Given request: For the data that follows, report how many lines contain the word "coming", and nothing else.

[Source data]
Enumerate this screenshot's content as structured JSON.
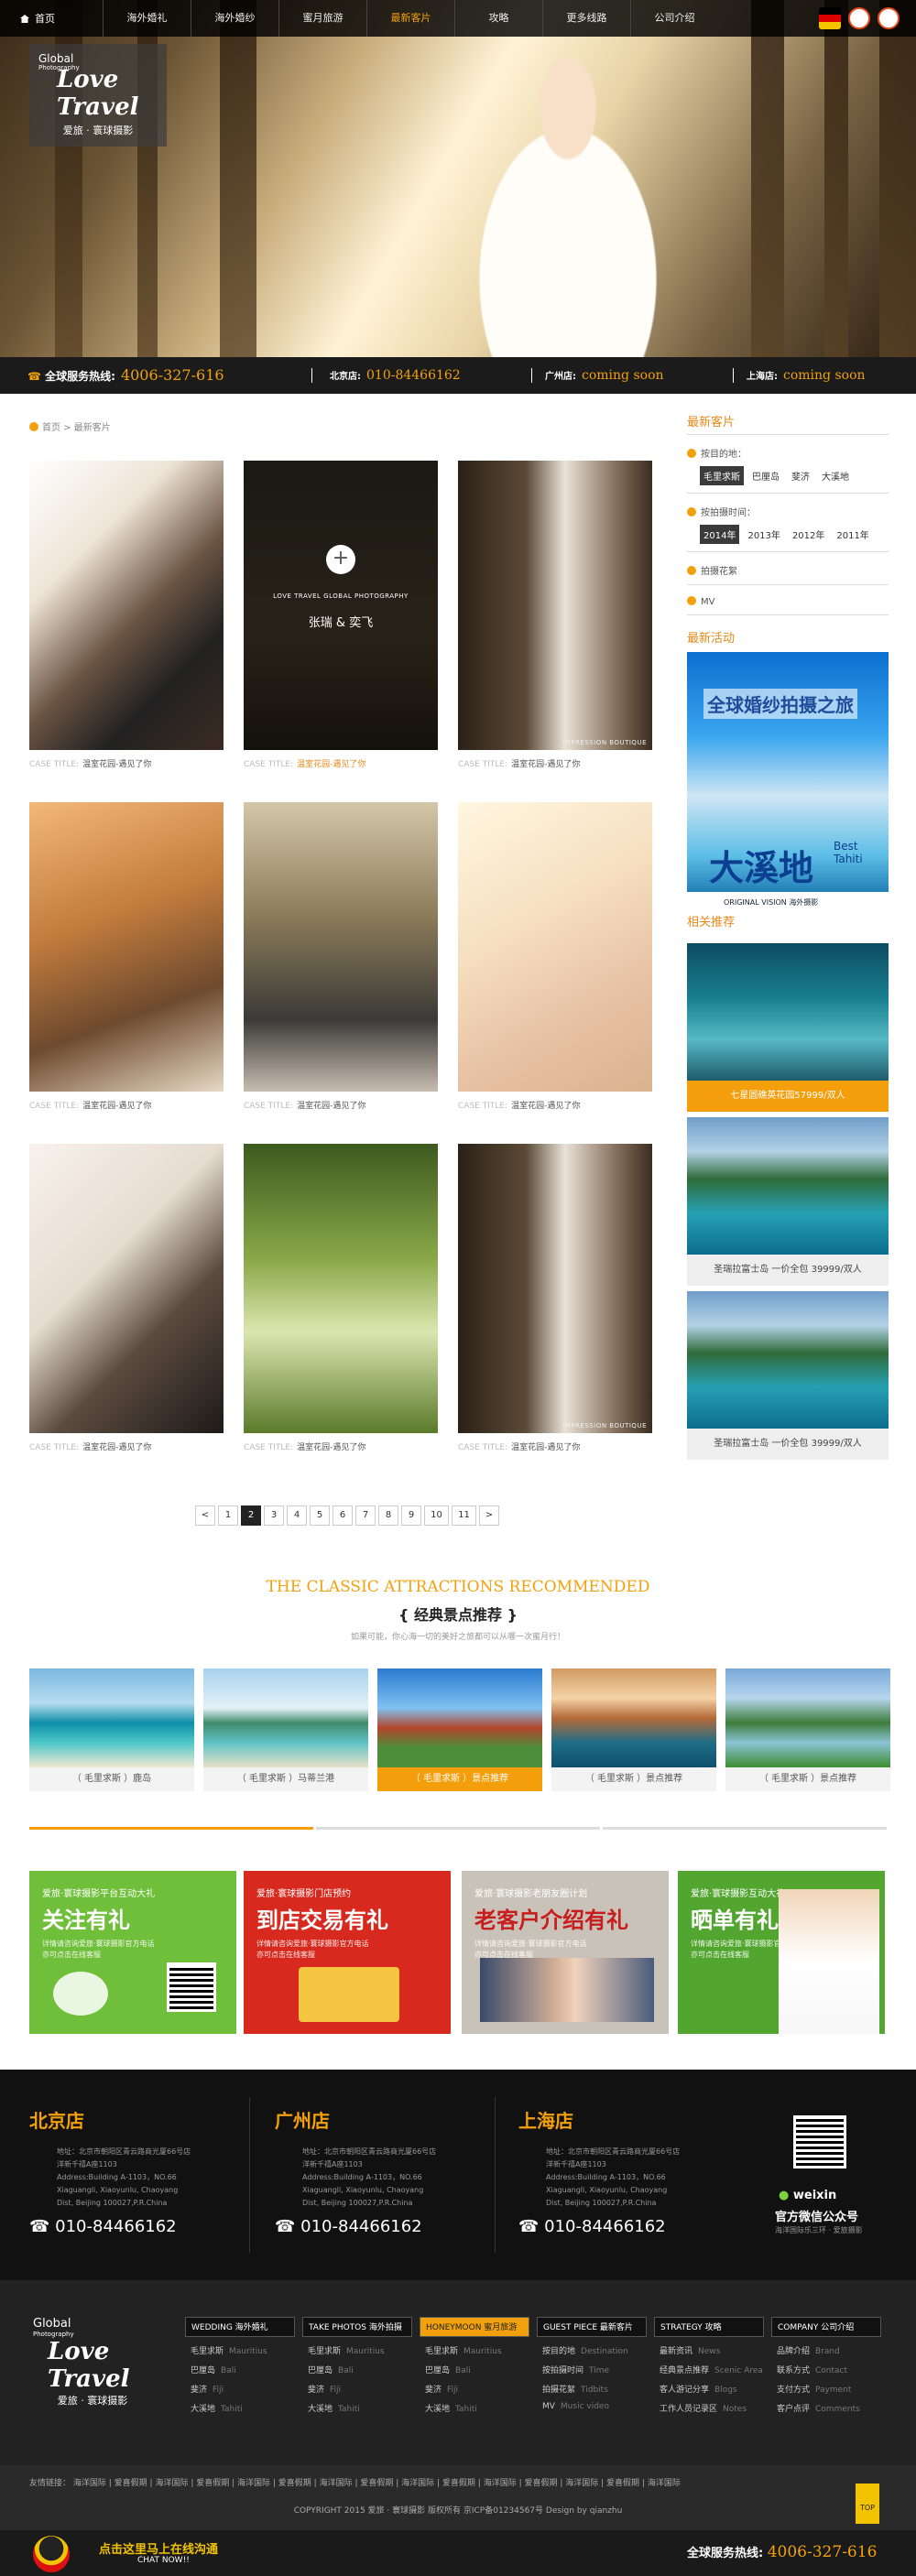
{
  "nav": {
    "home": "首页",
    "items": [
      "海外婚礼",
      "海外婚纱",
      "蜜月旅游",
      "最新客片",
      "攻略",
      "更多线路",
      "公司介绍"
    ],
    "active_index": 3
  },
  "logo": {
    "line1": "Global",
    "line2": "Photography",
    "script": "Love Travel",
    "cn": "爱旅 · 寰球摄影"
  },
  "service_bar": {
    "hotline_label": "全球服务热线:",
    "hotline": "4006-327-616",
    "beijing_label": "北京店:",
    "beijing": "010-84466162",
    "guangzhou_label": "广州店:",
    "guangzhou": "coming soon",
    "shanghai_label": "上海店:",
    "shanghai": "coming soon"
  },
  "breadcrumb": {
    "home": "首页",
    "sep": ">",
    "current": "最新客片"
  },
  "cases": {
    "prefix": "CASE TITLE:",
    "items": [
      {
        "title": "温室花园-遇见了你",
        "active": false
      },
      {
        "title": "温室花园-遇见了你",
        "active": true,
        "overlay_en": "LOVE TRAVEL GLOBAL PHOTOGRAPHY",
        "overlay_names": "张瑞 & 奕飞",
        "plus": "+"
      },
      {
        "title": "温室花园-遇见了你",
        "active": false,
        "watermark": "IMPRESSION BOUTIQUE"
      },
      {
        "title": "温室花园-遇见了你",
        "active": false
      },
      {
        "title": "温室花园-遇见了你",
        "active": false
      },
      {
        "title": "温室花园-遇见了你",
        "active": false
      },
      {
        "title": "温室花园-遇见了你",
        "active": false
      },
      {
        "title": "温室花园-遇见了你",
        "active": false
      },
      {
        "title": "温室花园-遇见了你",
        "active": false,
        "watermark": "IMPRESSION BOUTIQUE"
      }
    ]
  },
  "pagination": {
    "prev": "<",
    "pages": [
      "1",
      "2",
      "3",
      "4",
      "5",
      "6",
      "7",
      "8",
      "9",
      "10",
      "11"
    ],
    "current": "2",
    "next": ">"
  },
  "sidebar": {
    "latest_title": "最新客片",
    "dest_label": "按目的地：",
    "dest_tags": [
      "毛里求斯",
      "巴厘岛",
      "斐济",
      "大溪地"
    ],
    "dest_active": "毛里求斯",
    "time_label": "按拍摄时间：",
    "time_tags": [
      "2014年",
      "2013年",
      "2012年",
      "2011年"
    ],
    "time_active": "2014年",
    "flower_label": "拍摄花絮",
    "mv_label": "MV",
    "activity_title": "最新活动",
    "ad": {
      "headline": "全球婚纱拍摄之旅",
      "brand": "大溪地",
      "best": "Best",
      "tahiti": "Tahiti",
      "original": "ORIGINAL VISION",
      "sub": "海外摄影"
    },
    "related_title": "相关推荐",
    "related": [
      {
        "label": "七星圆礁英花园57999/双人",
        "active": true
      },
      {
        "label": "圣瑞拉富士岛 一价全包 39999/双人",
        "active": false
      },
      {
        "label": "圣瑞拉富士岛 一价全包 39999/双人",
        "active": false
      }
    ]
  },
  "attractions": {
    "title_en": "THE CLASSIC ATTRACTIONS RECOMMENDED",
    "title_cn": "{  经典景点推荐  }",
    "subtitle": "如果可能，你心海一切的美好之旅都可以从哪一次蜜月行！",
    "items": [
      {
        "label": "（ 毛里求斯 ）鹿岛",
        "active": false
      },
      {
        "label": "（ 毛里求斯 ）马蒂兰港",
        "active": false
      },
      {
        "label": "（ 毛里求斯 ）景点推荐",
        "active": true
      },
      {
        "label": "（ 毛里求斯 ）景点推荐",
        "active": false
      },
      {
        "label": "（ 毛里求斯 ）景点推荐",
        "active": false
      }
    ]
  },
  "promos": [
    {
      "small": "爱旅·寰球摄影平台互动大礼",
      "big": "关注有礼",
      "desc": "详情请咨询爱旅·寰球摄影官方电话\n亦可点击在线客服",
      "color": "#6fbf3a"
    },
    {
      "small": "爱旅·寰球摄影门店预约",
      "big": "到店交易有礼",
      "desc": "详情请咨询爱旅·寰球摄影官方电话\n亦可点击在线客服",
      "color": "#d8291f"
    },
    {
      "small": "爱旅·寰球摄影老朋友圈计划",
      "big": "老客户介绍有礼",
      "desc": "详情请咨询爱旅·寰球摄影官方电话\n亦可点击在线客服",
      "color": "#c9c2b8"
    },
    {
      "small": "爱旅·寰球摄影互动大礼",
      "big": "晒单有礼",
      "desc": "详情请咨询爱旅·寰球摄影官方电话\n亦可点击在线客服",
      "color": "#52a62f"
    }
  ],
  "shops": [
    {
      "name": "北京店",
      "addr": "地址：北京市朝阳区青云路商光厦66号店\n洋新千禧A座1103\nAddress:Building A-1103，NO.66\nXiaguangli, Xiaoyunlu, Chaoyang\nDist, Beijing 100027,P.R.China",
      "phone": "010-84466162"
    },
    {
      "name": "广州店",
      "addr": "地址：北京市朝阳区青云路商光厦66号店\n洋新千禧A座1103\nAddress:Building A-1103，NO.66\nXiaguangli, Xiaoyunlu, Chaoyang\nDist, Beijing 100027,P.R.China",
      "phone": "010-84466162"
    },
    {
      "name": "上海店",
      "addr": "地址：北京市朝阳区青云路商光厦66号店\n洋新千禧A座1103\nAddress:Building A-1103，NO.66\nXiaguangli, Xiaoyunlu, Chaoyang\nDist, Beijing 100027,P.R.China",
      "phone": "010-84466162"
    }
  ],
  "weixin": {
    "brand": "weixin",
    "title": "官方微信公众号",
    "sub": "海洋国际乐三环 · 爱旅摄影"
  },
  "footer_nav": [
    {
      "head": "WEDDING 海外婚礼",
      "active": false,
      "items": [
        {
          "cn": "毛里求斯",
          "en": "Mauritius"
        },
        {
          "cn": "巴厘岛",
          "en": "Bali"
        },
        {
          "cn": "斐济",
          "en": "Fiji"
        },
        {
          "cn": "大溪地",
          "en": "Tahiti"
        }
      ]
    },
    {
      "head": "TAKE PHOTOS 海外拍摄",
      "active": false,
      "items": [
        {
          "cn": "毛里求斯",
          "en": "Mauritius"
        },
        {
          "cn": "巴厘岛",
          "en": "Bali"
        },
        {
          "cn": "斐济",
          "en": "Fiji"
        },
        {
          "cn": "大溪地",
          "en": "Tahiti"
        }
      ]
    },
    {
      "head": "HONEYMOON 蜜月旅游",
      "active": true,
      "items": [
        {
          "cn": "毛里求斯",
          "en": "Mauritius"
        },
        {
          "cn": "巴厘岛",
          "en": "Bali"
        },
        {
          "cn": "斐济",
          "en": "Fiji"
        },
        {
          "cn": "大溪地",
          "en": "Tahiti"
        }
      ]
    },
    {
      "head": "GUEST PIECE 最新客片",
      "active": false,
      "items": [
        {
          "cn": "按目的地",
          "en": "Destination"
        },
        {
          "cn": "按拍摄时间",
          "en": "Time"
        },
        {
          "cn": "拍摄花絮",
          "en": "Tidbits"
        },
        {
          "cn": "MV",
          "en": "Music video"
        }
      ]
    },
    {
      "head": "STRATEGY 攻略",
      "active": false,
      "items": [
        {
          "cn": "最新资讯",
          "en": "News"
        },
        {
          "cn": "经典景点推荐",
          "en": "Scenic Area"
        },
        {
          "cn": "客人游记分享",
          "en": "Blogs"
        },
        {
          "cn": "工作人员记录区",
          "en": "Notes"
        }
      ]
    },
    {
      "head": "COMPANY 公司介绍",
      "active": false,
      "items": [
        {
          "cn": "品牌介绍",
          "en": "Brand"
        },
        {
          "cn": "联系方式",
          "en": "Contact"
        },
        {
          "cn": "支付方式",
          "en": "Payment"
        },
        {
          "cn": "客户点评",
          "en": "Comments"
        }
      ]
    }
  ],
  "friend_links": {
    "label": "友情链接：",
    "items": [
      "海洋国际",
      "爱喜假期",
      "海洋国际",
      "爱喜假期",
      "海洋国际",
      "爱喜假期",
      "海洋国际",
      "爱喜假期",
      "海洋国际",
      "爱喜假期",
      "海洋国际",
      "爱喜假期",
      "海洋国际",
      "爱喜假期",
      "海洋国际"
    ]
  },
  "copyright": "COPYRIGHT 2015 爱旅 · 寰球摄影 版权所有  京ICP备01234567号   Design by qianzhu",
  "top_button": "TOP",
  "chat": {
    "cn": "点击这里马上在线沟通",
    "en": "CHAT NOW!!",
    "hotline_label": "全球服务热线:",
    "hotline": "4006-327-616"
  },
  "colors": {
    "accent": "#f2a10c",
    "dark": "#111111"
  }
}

Solution to this problem: 2